Work required: If a line holds the word "dann", copy it from the entries.

START Study material

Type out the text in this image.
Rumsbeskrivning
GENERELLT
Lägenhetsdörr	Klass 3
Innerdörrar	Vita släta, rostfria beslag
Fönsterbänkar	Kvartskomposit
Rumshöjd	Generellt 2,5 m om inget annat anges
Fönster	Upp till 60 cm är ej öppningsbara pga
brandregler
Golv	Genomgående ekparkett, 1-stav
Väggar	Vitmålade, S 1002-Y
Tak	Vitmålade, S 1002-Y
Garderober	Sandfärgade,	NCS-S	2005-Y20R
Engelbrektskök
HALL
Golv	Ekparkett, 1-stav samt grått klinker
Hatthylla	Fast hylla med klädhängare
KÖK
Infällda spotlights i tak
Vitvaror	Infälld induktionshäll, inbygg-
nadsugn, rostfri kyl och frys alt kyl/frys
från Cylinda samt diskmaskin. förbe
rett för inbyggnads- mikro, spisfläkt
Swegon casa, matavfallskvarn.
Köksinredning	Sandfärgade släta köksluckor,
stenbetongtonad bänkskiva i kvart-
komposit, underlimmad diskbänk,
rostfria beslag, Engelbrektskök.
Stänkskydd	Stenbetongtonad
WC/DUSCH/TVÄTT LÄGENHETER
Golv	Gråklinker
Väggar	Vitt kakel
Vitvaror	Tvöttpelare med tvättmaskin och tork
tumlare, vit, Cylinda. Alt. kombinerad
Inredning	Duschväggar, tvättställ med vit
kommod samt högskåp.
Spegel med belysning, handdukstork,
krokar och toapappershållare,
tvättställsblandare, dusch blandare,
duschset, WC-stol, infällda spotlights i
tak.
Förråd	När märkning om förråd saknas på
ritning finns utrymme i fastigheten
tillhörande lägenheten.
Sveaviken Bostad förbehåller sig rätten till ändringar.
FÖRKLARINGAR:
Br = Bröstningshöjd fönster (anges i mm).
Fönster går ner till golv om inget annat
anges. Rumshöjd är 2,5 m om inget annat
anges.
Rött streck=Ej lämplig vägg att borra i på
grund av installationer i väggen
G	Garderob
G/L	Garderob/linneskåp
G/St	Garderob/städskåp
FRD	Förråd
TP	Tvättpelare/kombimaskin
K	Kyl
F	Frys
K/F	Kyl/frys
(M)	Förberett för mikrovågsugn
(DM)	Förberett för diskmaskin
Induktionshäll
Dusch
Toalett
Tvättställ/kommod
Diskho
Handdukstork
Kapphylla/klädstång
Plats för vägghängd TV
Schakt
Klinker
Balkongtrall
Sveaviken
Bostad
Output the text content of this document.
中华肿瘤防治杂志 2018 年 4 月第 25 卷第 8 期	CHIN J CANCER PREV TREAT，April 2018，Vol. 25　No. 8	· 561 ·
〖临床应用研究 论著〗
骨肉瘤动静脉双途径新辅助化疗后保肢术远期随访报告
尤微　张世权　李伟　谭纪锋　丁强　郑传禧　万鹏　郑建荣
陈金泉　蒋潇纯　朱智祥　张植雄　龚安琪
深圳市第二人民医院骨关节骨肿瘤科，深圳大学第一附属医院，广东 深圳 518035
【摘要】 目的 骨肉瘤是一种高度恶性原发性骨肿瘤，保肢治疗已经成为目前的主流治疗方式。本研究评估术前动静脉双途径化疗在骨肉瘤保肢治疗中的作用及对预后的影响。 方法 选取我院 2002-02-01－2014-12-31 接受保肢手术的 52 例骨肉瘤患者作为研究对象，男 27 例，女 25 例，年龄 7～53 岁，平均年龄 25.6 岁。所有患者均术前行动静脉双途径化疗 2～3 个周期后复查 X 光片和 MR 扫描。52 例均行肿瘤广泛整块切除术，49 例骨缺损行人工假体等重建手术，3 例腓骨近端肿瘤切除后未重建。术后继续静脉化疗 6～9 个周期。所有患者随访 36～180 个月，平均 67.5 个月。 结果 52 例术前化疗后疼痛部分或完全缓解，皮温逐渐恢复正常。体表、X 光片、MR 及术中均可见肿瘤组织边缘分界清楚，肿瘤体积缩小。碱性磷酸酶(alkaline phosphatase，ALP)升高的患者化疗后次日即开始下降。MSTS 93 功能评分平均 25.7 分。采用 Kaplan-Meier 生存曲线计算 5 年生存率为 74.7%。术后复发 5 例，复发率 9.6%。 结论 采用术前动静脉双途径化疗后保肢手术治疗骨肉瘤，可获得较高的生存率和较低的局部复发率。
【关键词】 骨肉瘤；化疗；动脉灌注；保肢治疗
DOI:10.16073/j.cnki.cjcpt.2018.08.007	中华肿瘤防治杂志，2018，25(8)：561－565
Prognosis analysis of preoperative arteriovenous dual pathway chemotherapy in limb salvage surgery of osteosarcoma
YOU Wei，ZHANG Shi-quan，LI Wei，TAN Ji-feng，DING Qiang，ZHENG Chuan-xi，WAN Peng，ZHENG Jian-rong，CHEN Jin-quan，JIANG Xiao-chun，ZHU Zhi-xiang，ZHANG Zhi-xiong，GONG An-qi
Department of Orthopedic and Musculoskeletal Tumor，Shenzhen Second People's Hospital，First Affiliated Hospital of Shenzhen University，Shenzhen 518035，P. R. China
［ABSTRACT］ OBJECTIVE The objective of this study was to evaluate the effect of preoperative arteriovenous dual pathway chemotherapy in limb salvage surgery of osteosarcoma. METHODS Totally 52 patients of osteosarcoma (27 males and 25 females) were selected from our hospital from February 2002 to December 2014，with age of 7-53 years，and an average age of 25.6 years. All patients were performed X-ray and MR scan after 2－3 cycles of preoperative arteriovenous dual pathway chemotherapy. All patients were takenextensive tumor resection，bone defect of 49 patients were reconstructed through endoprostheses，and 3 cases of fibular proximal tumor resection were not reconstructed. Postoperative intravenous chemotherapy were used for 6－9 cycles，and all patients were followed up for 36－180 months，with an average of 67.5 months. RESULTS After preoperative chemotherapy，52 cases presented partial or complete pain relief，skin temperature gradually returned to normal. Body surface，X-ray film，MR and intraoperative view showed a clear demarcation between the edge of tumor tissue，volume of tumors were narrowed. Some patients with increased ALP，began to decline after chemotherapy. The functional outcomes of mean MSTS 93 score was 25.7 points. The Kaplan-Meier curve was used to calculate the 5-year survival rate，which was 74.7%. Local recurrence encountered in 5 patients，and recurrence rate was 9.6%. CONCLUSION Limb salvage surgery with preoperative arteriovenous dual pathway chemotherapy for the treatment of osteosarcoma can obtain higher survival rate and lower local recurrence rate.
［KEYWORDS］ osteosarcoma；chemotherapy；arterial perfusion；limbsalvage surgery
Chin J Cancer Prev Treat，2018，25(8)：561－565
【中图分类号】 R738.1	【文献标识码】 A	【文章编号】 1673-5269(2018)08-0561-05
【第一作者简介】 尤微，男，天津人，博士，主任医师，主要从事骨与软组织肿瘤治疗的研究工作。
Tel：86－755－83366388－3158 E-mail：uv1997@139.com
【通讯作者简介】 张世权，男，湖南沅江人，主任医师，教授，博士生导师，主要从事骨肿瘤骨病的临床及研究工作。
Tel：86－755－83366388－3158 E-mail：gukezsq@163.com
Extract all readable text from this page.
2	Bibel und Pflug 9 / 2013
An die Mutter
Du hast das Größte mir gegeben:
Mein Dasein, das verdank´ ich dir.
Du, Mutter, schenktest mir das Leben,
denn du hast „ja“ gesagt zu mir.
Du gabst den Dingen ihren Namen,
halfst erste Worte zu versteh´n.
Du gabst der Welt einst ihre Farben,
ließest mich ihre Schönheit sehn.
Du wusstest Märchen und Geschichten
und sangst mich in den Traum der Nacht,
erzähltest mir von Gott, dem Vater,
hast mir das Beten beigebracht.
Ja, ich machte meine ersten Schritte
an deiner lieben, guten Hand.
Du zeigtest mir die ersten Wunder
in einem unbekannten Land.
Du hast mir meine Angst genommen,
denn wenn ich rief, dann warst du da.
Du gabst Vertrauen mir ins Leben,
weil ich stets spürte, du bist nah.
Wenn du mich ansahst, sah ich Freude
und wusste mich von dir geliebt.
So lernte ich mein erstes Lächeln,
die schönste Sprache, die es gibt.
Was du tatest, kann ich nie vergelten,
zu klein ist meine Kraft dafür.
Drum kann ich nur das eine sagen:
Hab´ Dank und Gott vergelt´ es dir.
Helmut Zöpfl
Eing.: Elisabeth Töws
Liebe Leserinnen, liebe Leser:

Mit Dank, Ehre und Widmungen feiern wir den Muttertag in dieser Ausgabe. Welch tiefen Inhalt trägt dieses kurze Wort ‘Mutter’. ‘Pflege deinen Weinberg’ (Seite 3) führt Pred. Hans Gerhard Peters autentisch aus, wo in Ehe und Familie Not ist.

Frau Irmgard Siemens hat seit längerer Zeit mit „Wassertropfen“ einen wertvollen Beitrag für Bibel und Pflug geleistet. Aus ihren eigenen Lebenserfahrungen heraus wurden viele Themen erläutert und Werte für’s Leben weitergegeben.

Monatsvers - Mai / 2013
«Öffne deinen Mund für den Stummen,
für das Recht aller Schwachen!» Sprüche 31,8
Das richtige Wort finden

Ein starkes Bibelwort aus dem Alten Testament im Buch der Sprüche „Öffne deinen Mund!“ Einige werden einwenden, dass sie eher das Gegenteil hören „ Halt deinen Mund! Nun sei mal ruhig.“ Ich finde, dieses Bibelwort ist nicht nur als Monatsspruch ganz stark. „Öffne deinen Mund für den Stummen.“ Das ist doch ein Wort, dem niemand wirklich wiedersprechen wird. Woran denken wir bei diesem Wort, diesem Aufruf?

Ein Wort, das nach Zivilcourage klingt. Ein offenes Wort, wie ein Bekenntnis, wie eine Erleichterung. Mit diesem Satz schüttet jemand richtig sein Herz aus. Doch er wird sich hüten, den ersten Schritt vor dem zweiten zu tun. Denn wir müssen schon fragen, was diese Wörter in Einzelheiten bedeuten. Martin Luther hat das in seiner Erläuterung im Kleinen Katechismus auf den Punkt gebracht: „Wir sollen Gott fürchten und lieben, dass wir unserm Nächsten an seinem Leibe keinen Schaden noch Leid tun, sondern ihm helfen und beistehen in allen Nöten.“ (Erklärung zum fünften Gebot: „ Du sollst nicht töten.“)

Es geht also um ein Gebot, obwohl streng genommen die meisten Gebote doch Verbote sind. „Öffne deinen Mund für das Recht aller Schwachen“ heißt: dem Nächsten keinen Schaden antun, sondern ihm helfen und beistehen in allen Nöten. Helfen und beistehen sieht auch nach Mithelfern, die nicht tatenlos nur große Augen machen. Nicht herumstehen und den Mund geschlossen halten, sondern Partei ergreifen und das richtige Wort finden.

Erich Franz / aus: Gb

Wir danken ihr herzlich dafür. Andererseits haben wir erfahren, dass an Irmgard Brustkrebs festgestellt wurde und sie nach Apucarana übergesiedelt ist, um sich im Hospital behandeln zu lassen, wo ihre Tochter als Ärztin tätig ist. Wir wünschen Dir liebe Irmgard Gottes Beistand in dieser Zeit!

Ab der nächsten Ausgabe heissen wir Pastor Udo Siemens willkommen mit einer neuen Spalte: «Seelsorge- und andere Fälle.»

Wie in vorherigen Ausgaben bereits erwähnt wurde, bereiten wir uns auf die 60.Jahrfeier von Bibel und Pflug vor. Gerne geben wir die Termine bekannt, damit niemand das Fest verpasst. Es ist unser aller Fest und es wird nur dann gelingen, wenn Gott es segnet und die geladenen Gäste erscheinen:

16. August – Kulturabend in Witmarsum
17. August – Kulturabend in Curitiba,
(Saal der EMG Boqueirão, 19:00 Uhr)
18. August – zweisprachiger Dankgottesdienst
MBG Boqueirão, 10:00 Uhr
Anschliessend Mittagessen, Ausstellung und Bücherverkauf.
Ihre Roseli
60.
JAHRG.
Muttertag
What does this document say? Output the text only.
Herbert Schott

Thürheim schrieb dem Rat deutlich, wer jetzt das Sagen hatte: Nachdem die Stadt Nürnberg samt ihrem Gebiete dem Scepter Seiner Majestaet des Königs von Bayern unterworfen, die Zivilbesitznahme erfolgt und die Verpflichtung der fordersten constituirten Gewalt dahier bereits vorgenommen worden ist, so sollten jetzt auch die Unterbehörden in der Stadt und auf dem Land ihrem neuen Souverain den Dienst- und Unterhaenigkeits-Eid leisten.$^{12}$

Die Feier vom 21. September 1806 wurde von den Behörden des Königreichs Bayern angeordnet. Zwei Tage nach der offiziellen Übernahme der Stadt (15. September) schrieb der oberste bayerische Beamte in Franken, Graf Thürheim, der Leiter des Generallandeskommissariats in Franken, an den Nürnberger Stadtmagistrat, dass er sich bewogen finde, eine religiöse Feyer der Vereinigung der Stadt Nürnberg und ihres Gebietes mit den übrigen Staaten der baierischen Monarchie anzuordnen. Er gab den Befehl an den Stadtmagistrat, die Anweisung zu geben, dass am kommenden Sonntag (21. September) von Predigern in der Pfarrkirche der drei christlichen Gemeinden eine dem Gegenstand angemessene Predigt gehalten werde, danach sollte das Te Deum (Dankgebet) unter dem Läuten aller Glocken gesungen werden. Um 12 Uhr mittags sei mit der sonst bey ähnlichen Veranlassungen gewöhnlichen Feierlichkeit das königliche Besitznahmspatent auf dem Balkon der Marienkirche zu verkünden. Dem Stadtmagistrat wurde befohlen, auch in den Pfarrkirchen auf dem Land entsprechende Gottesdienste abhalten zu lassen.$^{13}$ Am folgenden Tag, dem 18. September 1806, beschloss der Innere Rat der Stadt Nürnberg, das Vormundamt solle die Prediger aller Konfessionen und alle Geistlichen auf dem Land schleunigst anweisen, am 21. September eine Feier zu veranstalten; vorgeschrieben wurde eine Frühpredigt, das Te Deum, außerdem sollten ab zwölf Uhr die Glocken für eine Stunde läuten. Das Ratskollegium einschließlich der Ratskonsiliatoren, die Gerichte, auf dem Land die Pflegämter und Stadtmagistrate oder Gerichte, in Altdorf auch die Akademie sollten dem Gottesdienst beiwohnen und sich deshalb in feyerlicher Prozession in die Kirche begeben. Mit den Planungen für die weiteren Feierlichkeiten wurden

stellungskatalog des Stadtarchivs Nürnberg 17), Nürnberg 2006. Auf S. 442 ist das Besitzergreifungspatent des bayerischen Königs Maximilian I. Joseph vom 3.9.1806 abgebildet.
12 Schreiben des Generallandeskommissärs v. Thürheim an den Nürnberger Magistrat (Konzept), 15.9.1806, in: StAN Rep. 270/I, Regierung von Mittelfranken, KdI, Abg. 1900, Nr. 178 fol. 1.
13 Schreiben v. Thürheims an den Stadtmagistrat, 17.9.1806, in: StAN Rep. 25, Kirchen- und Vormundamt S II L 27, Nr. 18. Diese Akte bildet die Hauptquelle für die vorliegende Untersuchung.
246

END Study material

Reply to the task:
denn wenn ich rief, dann warst du da.
Wie in vorherigen Ausgaben bereits erwähnt wurde, bereiten wir uns auf die 60.Jahrfeier von Bibel und Pflug vor. Gerne geben wir die Termine bekannt, damit niemand das Fest verpasst. Es ist unser aller Fest und es wird nur dann gelingen, wenn Gott es segnet und die geladenen Gäste erscheinen:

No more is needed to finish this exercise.